**Set task:**
Set the listing down again exactly, please, apart from its pictures.

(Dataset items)
+-------+

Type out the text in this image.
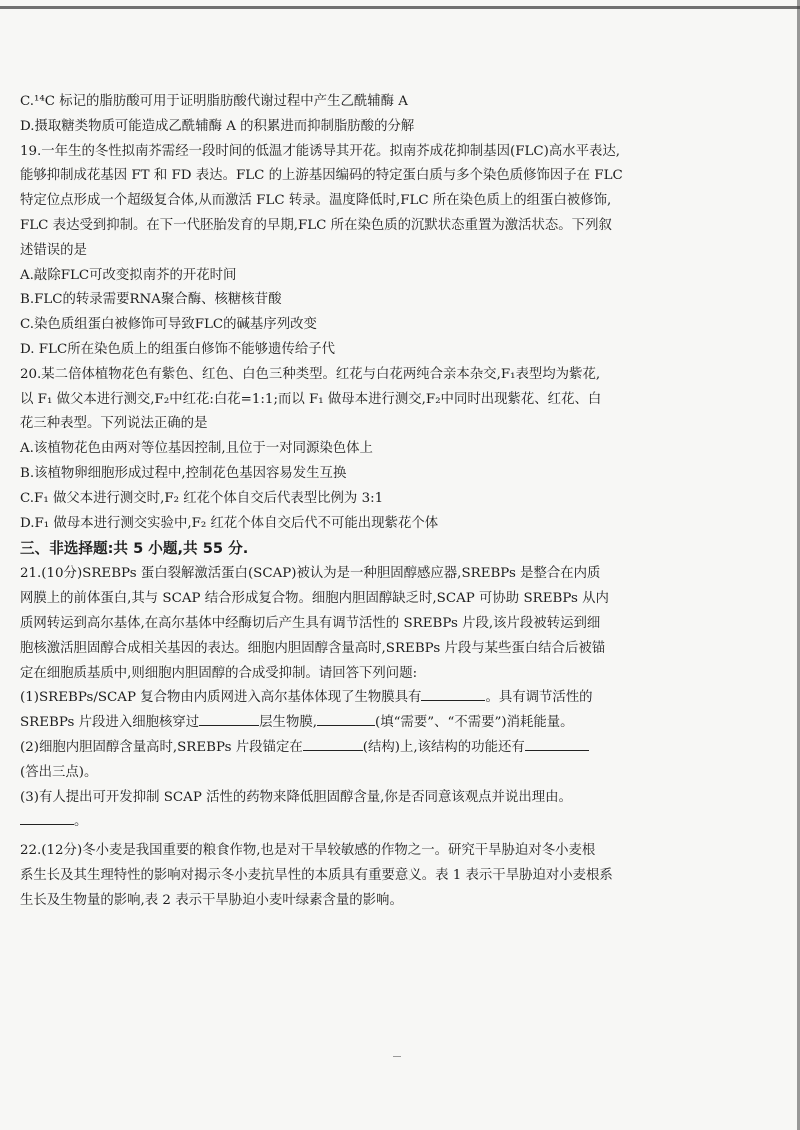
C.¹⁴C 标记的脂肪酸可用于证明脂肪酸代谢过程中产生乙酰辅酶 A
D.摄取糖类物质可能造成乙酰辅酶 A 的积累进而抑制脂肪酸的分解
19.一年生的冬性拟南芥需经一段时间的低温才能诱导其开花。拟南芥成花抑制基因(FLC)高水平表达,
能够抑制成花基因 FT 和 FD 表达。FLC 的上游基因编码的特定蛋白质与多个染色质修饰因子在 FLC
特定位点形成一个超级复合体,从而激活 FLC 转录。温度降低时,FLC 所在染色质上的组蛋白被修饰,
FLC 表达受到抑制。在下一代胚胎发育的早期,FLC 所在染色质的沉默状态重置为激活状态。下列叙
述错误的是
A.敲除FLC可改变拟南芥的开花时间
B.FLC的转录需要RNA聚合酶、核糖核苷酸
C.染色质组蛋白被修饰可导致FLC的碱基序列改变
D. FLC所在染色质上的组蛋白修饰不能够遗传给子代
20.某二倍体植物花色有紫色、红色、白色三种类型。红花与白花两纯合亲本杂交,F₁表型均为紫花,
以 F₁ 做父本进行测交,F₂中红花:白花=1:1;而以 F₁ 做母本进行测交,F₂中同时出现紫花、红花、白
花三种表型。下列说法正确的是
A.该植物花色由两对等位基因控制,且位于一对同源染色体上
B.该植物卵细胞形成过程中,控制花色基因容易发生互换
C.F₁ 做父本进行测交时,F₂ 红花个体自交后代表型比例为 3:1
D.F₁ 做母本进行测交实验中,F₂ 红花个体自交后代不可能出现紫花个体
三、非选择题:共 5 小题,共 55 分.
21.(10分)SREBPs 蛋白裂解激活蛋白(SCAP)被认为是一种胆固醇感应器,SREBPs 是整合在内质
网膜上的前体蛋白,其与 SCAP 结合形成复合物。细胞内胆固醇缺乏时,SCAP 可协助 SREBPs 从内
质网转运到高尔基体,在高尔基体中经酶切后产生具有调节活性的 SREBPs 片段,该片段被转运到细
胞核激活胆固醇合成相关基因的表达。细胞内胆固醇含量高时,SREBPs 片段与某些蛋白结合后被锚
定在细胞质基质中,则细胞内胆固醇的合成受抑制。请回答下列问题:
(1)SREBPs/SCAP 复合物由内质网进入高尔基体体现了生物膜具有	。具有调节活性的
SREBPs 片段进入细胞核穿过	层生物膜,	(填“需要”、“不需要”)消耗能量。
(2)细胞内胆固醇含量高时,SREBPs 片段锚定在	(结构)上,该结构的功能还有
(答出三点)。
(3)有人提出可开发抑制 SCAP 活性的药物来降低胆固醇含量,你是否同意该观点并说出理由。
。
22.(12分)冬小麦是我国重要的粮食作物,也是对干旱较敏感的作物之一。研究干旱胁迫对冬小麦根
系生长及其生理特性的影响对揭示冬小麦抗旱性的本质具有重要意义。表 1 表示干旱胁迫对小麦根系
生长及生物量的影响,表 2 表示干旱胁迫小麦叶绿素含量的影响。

+-------+

**Written answer:**
Type out the text in this image.
C.¹⁴C 标记的脂肪酸可用于证明脂肪酸代谢过程中产生乙酰辅酶 A
D.摄取糖类物质可能造成乙酰辅酶 A 的积累进而抑制脂肪酸的分解
19.一年生的冬性拟南芥需经一段时间的低温才能诱导其开花。拟南芥成花抑制基因(FLC)高水平表达,
能够抑制成花基因 FT 和 FD 表达。FLC 的上游基因编码的特定蛋白质与多个染色质修饰因子在 FLC
特定位点形成一个超级复合体,从而激活 FLC 转录。温度降低时,FLC 所在染色质上的组蛋白被修饰,
FLC 表达受到抑制。在下一代胚胎发育的早期,FLC 所在染色质的沉默状态重置为激活状态。下列叙
述错误的是
A.敲除FLC可改变拟南芥的开花时间
B.FLC的转录需要RNA聚合酶、核糖核苷酸
C.染色质组蛋白被修饰可导致FLC的碱基序列改变
D. FLC所在染色质上的组蛋白修饰不能够遗传给子代
20.某二倍体植物花色有紫色、红色、白色三种类型。红花与白花两纯合亲本杂交,F₁表型均为紫花,
以 F₁ 做父本进行测交,F₂中红花:白花=1:1;而以 F₁ 做母本进行测交,F₂中同时出现紫花、红花、白
花三种表型。下列说法正确的是
A.该植物花色由两对等位基因控制,且位于一对同源染色体上
B.该植物卵细胞形成过程中,控制花色基因容易发生互换
C.F₁ 做父本进行测交时,F₂ 红花个体自交后代表型比例为 3:1
D.F₁ 做母本进行测交实验中,F₂ 红花个体自交后代不可能出现紫花个体
三、非选择题:共 5 小题,共 55 分.
21.(10分)SREBPs 蛋白裂解激活蛋白(SCAP)被认为是一种胆固醇感应器,SREBPs 是整合在内质
网膜上的前体蛋白,其与 SCAP 结合形成复合物。细胞内胆固醇缺乏时,SCAP 可协助 SREBPs 从内
质网转运到高尔基体,在高尔基体中经酶切后产生具有调节活性的 SREBPs 片段,该片段被转运到细
胞核激活胆固醇合成相关基因的表达。细胞内胆固醇含量高时,SREBPs 片段与某些蛋白结合后被锚
定在细胞质基质中,则细胞内胆固醇的合成受抑制。请回答下列问题:
(1)SREBPs/SCAP 复合物由内质网进入高尔基体体现了生物膜具有	。具有调节活性的
SREBPs 片段进入细胞核穿过	层生物膜,	(填“需要”、“不需要”)消耗能量。
(2)细胞内胆固醇含量高时,SREBPs 片段锚定在	(结构)上,该结构的功能还有
(答出三点)。
(3)有人提出可开发抑制 SCAP 活性的药物来降低胆固醇含量,你是否同意该观点并说出理由。
。
22.(12分)冬小麦是我国重要的粮食作物,也是对干旱较敏感的作物之一。研究干旱胁迫对冬小麦根
系生长及其生理特性的影响对揭示冬小麦抗旱性的本质具有重要意义。表 1 表示干旱胁迫对小麦根系
生长及生物量的影响,表 2 表示干旱胁迫小麦叶绿素含量的影响。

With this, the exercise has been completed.